═══ Input rows
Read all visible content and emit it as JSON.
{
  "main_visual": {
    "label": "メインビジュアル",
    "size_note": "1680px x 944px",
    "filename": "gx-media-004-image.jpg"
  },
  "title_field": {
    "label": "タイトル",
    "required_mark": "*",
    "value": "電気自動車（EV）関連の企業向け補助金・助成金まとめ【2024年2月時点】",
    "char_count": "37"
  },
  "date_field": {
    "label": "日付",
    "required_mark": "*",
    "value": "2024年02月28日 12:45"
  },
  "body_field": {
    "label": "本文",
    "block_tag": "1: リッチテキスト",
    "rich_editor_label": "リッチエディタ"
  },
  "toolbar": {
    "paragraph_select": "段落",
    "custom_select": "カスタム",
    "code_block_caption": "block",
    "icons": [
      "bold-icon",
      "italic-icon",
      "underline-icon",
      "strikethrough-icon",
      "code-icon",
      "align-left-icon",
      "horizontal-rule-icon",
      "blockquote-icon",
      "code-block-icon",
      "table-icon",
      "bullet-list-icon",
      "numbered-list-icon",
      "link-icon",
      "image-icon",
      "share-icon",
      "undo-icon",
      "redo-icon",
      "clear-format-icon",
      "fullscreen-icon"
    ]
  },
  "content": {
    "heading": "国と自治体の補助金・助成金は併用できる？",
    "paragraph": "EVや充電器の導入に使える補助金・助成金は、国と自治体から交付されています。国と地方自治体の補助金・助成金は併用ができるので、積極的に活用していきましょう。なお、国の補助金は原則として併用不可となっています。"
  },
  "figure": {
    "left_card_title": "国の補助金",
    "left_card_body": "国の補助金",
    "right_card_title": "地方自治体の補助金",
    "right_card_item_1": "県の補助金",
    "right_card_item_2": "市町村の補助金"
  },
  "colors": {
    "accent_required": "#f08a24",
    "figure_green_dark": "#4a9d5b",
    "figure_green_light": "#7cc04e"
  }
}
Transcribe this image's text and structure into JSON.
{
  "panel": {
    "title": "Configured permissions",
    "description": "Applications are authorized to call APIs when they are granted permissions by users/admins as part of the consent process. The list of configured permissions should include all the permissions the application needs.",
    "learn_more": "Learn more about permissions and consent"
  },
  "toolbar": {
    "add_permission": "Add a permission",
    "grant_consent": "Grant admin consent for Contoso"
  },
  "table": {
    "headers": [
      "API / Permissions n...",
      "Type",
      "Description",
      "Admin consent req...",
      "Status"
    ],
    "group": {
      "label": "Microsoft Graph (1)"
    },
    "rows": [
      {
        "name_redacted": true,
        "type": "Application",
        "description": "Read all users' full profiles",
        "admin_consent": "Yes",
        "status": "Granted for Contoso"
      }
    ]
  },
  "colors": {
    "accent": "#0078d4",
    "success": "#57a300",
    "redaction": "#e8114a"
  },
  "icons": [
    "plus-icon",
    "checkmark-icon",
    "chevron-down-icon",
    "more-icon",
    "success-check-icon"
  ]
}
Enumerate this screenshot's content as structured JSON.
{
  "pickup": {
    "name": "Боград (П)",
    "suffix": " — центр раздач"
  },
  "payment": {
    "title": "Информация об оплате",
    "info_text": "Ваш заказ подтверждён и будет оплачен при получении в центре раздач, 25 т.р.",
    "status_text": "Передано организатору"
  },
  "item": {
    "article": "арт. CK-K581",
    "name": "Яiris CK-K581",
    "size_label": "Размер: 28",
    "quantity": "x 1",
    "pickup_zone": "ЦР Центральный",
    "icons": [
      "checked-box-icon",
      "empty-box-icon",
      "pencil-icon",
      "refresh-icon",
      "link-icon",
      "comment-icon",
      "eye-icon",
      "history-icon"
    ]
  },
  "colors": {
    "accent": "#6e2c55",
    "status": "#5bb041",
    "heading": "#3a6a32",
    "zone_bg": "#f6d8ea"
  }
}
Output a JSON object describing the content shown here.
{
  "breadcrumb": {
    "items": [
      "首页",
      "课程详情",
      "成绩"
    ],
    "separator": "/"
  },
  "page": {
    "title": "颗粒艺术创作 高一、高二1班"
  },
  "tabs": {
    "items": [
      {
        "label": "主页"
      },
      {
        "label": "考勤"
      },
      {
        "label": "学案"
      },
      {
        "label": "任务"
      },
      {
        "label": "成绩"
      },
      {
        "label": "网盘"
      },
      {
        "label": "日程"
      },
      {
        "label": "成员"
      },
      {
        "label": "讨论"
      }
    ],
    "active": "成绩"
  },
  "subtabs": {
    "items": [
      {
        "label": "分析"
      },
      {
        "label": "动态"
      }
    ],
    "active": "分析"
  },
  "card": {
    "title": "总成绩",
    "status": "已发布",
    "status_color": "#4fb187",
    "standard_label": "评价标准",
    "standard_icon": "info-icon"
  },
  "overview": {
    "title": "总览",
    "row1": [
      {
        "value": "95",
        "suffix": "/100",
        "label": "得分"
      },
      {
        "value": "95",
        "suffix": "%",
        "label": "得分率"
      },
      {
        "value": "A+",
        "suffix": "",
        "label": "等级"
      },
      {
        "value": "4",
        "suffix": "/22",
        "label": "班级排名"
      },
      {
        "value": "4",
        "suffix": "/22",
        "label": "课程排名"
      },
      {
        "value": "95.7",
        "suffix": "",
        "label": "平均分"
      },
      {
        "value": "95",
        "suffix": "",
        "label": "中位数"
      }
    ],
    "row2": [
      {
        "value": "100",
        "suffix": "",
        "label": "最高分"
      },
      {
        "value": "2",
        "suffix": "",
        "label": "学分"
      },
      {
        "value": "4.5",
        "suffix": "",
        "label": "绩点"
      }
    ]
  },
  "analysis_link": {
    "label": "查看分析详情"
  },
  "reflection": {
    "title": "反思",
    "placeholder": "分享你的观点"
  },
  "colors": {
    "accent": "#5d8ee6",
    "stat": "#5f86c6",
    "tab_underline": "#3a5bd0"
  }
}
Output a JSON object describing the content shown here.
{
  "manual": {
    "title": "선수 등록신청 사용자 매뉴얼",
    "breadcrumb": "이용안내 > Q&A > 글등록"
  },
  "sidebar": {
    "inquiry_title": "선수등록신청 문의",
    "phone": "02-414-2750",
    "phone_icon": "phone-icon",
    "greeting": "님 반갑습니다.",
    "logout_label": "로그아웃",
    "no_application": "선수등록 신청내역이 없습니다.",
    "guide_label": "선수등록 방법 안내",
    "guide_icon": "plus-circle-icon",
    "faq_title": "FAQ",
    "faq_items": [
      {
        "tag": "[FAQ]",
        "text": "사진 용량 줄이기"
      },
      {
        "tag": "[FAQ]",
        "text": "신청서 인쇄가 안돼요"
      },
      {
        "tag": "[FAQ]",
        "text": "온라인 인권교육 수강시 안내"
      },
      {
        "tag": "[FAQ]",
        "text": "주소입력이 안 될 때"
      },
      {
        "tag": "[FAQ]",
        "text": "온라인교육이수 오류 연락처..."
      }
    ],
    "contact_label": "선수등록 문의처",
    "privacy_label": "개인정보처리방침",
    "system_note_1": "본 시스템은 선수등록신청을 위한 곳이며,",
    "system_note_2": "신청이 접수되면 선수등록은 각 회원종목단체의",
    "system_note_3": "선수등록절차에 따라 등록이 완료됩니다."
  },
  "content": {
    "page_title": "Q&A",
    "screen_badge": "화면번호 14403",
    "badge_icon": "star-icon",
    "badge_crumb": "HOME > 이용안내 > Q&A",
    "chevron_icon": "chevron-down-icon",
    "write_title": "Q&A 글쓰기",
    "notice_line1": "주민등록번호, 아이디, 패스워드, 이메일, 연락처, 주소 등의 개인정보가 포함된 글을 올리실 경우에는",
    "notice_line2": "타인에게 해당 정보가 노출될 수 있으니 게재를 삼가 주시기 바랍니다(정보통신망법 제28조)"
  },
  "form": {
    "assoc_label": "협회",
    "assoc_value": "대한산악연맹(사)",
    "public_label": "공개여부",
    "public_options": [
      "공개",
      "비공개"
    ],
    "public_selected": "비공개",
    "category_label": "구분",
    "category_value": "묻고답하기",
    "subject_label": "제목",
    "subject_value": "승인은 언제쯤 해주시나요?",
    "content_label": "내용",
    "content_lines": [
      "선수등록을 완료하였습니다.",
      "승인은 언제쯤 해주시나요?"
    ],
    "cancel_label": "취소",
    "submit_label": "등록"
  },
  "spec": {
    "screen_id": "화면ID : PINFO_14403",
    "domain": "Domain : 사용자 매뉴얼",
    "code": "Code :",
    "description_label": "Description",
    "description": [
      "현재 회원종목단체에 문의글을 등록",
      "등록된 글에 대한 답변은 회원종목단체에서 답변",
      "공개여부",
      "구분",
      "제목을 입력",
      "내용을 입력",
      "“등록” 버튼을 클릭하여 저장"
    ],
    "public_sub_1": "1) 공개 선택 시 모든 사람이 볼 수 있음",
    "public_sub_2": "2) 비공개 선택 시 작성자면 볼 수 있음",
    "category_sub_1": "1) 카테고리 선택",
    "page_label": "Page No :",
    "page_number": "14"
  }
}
══════
> **Written problem**
Where a line of the data holds "down", show that line.

> **Answer to the exercise**
    "chevron-down-icon",
    "chevron_icon": "chevron-down-icon",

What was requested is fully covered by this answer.